> Input data:
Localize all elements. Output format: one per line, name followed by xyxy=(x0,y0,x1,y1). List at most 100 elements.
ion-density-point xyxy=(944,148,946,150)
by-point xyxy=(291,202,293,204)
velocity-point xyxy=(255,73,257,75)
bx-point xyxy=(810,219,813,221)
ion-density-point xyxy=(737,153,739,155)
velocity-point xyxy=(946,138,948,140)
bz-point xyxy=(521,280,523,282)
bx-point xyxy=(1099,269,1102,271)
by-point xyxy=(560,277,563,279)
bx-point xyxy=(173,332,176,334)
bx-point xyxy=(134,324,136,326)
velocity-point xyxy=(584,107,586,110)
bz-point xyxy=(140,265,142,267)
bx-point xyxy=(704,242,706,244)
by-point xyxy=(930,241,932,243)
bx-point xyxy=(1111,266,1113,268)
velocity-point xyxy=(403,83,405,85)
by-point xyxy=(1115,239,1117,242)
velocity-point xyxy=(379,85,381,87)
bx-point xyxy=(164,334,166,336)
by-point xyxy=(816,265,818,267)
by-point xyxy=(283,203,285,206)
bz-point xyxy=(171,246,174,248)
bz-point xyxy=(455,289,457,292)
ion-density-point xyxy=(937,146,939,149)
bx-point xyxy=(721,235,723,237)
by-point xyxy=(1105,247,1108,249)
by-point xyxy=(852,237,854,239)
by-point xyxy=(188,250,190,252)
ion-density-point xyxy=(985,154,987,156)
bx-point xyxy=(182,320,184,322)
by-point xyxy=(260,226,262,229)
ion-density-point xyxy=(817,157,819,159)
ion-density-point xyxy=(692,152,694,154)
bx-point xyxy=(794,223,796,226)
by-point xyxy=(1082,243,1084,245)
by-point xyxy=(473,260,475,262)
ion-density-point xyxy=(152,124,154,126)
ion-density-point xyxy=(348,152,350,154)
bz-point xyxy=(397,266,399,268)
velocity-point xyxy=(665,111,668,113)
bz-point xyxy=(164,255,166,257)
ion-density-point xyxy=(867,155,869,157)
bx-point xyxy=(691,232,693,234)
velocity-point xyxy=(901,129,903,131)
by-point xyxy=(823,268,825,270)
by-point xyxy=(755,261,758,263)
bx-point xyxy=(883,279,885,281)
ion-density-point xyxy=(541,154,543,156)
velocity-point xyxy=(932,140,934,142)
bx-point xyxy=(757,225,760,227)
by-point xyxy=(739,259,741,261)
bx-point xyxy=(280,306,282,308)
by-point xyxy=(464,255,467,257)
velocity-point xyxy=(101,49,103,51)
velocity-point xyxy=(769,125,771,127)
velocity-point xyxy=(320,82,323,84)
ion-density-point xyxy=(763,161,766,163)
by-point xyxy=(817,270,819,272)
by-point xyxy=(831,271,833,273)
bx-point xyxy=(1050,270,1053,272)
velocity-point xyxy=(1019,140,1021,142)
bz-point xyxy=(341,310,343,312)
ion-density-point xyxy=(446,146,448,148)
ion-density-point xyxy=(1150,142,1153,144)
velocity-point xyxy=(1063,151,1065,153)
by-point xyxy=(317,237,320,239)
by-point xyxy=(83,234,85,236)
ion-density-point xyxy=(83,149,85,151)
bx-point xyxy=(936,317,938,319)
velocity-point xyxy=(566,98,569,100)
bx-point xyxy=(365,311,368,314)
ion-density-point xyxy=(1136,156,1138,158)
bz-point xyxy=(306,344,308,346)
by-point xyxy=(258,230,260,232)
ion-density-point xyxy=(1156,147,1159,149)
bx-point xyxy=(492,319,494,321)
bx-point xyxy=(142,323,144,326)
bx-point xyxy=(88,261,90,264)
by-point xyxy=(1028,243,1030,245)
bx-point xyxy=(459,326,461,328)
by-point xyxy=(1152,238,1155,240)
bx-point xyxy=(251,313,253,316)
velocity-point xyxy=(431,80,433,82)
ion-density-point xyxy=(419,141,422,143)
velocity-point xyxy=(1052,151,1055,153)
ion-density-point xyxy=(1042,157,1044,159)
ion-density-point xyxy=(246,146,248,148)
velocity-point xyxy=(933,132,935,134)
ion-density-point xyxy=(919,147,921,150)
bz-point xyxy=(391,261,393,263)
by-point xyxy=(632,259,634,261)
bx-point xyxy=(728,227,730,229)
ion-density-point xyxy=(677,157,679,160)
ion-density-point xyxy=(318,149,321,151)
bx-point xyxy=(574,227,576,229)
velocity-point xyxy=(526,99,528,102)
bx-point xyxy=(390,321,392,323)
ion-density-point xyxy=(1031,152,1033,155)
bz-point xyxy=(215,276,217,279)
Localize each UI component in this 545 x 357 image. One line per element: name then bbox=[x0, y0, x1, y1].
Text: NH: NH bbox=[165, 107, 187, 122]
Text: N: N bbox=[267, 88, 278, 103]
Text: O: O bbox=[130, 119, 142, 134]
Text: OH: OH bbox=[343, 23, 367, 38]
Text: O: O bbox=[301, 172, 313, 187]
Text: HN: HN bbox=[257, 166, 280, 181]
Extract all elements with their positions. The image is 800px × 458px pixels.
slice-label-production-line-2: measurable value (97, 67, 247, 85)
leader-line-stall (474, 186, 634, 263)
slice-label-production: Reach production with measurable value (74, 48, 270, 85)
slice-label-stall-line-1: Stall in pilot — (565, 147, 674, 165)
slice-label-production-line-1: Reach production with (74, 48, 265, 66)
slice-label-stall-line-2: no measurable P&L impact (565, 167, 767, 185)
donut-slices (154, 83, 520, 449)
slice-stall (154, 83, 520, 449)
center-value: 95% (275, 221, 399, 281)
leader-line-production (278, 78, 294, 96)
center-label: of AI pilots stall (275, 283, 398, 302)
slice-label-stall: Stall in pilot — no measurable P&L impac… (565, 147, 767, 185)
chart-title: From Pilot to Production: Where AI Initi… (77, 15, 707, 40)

> Written instruction: Copy all of the material above word for word.

> Correct answer:
Localize all elements. Output format: one per line, name followed by xyxy=(x0,y0,x1,y1). List at most 100 elements.
ion-density-point xyxy=(944,148,946,150)
by-point xyxy=(291,202,293,204)
velocity-point xyxy=(255,73,257,75)
bx-point xyxy=(810,219,813,221)
ion-density-point xyxy=(737,153,739,155)
velocity-point xyxy=(946,138,948,140)
bz-point xyxy=(521,280,523,282)
bx-point xyxy=(1099,269,1102,271)
by-point xyxy=(560,277,563,279)
bx-point xyxy=(173,332,176,334)
bx-point xyxy=(134,324,136,326)
velocity-point xyxy=(584,107,586,110)
bz-point xyxy=(140,265,142,267)
bx-point xyxy=(704,242,706,244)
by-point xyxy=(930,241,932,243)
bx-point xyxy=(1111,266,1113,268)
velocity-point xyxy=(403,83,405,85)
by-point xyxy=(1115,239,1117,242)
velocity-point xyxy=(379,85,381,87)
bx-point xyxy=(164,334,166,336)
by-point xyxy=(816,265,818,267)
by-point xyxy=(283,203,285,206)
bz-point xyxy=(171,246,174,248)
bz-point xyxy=(455,289,457,292)
ion-density-point xyxy=(937,146,939,149)
bx-point xyxy=(721,235,723,237)
by-point xyxy=(1105,247,1108,249)
by-point xyxy=(852,237,854,239)
by-point xyxy=(188,250,190,252)
ion-density-point xyxy=(985,154,987,156)
bx-point xyxy=(182,320,184,322)
by-point xyxy=(260,226,262,229)
ion-density-point xyxy=(817,157,819,159)
ion-density-point xyxy=(692,152,694,154)
bx-point xyxy=(794,223,796,226)
by-point xyxy=(1082,243,1084,245)
by-point xyxy=(473,260,475,262)
ion-density-point xyxy=(152,124,154,126)
ion-density-point xyxy=(348,152,350,154)
bz-point xyxy=(397,266,399,268)
velocity-point xyxy=(665,111,668,113)
bz-point xyxy=(164,255,166,257)
ion-density-point xyxy=(867,155,869,157)
bx-point xyxy=(691,232,693,234)
velocity-point xyxy=(901,129,903,131)
by-point xyxy=(823,268,825,270)
by-point xyxy=(755,261,758,263)
bx-point xyxy=(883,279,885,281)
ion-density-point xyxy=(541,154,543,156)
velocity-point xyxy=(932,140,934,142)
bx-point xyxy=(757,225,760,227)
by-point xyxy=(739,259,741,261)
bx-point xyxy=(280,306,282,308)
by-point xyxy=(464,255,467,257)
velocity-point xyxy=(101,49,103,51)
velocity-point xyxy=(769,125,771,127)
velocity-point xyxy=(320,82,323,84)
ion-density-point xyxy=(763,161,766,163)
by-point xyxy=(817,270,819,272)
by-point xyxy=(831,271,833,273)
bx-point xyxy=(1050,270,1053,272)
velocity-point xyxy=(1019,140,1021,142)
bz-point xyxy=(341,310,343,312)
ion-density-point xyxy=(446,146,448,148)
ion-density-point xyxy=(1150,142,1153,144)
velocity-point xyxy=(1063,151,1065,153)
by-point xyxy=(317,237,320,239)
by-point xyxy=(83,234,85,236)
ion-density-point xyxy=(83,149,85,151)
bx-point xyxy=(936,317,938,319)
velocity-point xyxy=(566,98,569,100)
bx-point xyxy=(365,311,368,314)
ion-density-point xyxy=(1136,156,1138,158)
bz-point xyxy=(306,344,308,346)
by-point xyxy=(258,230,260,232)
ion-density-point xyxy=(1156,147,1159,149)
bx-point xyxy=(492,319,494,321)
bx-point xyxy=(142,323,144,326)
bx-point xyxy=(88,261,90,264)
by-point xyxy=(1028,243,1030,245)
bx-point xyxy=(459,326,461,328)
by-point xyxy=(1152,238,1155,240)
bx-point xyxy=(251,313,253,316)
velocity-point xyxy=(431,80,433,82)
ion-density-point xyxy=(419,141,422,143)
velocity-point xyxy=(1052,151,1055,153)
ion-density-point xyxy=(1042,157,1044,159)
ion-density-point xyxy=(246,146,248,148)
velocity-point xyxy=(933,132,935,134)
ion-density-point xyxy=(919,147,921,150)
bz-point xyxy=(391,261,393,263)
by-point xyxy=(632,259,634,261)
bx-point xyxy=(728,227,730,229)
ion-density-point xyxy=(677,157,679,160)
ion-density-point xyxy=(318,149,321,151)
bx-point xyxy=(574,227,576,229)
velocity-point xyxy=(526,99,528,102)
bx-point xyxy=(390,321,392,323)
ion-density-point xyxy=(1031,152,1033,155)
bz-point xyxy=(215,276,217,279)
Localize each UI component in this 545 x 357 image. One line per element: name then bbox=[x0, y0, x1, y1].
Text: NH: NH bbox=[165, 107, 187, 122]
Text: N: N bbox=[267, 88, 278, 103]
Text: O: O bbox=[130, 119, 142, 134]
Text: OH: OH bbox=[343, 23, 367, 38]
Text: O: O bbox=[301, 172, 313, 187]
Text: HN: HN bbox=[257, 166, 280, 181]
Extract all elements with their positions. The image is 800px × 458px pixels.
slice-label-production-line-2: measurable value (97, 67, 247, 85)
leader-line-stall (474, 186, 634, 263)
slice-label-production: Reach production with measurable value (74, 48, 270, 85)
slice-label-stall-line-1: Stall in pilot — (565, 147, 674, 165)
slice-label-production-line-1: Reach production with (74, 48, 265, 66)
slice-label-stall-line-2: no measurable P&L impact (565, 167, 767, 185)
donut-slices (154, 83, 520, 449)
slice-stall (154, 83, 520, 449)
center-value: 95% (275, 221, 399, 281)
leader-line-production (278, 78, 294, 96)
center-label: of AI pilots stall (275, 283, 398, 302)
slice-label-stall: Stall in pilot — no measurable P&L impac… (565, 147, 767, 185)
chart-title: From Pilot to Production: Where AI Initi… (77, 15, 707, 40)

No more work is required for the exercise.